- **WRITTEN TASK**
Can you copy out the entries word for word, starting at the very first line and ending at the line that contains "size-column-header: 30 xyxy=(603,87,619,102)", with both of those lines included?

(Element placement data)

════════════════════

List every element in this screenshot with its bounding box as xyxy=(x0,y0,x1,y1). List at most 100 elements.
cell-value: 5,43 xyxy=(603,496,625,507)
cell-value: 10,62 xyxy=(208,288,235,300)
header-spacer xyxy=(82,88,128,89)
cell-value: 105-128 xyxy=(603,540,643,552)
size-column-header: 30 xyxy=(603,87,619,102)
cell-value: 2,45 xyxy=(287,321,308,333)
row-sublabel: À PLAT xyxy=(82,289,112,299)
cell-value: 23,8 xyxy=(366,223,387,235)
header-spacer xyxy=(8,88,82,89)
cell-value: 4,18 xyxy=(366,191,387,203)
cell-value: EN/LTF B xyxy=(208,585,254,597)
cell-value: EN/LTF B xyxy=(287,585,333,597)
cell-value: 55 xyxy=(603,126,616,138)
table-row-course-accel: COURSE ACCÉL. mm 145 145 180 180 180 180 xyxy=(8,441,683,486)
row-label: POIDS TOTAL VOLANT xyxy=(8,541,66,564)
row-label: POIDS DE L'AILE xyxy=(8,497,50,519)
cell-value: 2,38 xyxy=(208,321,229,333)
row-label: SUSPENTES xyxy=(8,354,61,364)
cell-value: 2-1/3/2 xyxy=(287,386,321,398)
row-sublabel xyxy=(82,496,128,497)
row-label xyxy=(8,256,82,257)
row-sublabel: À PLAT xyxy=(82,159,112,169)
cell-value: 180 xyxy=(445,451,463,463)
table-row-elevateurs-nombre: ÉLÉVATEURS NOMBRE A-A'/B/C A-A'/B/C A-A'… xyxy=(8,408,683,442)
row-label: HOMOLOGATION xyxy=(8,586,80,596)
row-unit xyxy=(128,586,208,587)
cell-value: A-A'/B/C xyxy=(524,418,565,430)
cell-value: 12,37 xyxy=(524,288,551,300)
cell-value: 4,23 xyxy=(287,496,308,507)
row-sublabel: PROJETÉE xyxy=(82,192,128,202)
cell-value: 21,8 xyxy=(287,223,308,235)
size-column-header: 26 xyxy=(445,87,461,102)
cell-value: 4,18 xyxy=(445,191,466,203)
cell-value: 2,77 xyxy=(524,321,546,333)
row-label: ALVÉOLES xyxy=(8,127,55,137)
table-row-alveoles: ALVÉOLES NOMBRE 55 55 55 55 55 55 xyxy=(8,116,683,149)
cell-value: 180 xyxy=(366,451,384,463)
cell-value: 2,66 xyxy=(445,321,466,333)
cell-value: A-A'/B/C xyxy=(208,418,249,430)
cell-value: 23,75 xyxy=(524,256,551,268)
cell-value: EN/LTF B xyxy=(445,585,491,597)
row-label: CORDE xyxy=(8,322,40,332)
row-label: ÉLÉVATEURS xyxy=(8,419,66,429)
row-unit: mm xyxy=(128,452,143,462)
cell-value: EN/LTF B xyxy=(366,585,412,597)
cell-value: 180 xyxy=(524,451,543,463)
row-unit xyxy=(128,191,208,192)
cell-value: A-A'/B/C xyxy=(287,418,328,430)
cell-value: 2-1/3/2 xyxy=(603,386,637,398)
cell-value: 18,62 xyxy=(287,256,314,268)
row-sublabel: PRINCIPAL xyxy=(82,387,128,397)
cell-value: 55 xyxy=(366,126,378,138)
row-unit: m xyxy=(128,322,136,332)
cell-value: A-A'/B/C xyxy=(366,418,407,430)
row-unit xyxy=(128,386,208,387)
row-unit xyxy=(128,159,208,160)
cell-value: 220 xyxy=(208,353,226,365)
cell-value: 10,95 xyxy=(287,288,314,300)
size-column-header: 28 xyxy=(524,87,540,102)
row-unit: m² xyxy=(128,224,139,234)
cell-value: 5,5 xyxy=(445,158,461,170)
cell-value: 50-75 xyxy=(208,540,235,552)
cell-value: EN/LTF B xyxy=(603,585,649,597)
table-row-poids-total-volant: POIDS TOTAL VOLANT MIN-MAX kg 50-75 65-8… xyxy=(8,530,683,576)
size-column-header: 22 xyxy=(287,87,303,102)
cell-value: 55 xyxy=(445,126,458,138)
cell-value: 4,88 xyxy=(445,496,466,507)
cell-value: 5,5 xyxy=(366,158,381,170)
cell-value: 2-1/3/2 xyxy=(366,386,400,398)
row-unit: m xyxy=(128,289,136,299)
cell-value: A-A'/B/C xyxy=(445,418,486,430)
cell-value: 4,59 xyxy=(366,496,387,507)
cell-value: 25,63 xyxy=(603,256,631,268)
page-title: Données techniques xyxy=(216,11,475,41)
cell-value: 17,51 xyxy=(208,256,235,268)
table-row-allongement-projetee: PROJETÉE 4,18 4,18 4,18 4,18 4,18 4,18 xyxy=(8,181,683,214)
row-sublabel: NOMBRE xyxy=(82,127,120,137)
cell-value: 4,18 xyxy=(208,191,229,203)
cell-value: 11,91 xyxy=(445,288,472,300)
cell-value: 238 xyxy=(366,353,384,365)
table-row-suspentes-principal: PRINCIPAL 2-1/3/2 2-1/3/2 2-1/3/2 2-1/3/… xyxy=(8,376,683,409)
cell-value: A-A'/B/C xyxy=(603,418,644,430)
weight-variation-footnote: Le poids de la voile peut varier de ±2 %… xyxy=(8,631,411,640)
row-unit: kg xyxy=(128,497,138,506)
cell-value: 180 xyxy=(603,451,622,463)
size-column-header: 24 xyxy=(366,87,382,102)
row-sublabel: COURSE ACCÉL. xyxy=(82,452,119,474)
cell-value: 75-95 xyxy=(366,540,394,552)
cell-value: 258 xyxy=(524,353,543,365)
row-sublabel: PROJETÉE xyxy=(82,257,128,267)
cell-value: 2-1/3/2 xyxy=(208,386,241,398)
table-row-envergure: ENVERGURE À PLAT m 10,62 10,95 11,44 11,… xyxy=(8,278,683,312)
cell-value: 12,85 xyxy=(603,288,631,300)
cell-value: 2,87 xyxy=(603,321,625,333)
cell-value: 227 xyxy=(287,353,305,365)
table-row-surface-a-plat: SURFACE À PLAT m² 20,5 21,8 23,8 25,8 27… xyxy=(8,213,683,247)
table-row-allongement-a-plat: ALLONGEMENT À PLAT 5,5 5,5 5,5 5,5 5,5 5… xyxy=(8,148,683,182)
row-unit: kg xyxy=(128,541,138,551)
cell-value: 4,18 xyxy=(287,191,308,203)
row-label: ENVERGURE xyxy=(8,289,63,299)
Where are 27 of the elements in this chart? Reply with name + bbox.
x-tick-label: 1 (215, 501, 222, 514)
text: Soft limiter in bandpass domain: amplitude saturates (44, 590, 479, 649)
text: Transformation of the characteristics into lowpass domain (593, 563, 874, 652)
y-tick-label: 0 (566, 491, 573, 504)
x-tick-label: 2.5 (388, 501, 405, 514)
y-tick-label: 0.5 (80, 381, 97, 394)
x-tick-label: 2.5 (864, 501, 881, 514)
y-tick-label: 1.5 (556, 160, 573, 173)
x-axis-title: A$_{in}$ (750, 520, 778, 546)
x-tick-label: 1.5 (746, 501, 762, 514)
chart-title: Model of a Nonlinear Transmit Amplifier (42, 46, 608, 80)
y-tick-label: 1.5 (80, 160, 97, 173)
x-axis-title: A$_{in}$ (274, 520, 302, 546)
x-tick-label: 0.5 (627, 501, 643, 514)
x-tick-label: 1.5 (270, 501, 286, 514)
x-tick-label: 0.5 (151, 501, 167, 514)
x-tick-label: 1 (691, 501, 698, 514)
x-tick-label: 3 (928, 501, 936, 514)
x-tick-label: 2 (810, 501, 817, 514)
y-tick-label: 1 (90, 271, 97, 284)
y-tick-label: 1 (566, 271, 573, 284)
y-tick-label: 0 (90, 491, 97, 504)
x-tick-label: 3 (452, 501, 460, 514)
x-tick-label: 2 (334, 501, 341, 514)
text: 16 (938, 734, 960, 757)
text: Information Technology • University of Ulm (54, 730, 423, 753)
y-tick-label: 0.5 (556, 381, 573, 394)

════════════════════

- **PROBLEM SOLUTION**
List every element in this screenshot with its bounding box as xyxy=(x0,y0,x1,y1). List at most 100 elements.
cell-value: 5,43 xyxy=(603,496,625,507)
cell-value: 10,62 xyxy=(208,288,235,300)
header-spacer xyxy=(82,88,128,89)
cell-value: 105-128 xyxy=(603,540,643,552)
size-column-header: 30 xyxy=(603,87,619,102)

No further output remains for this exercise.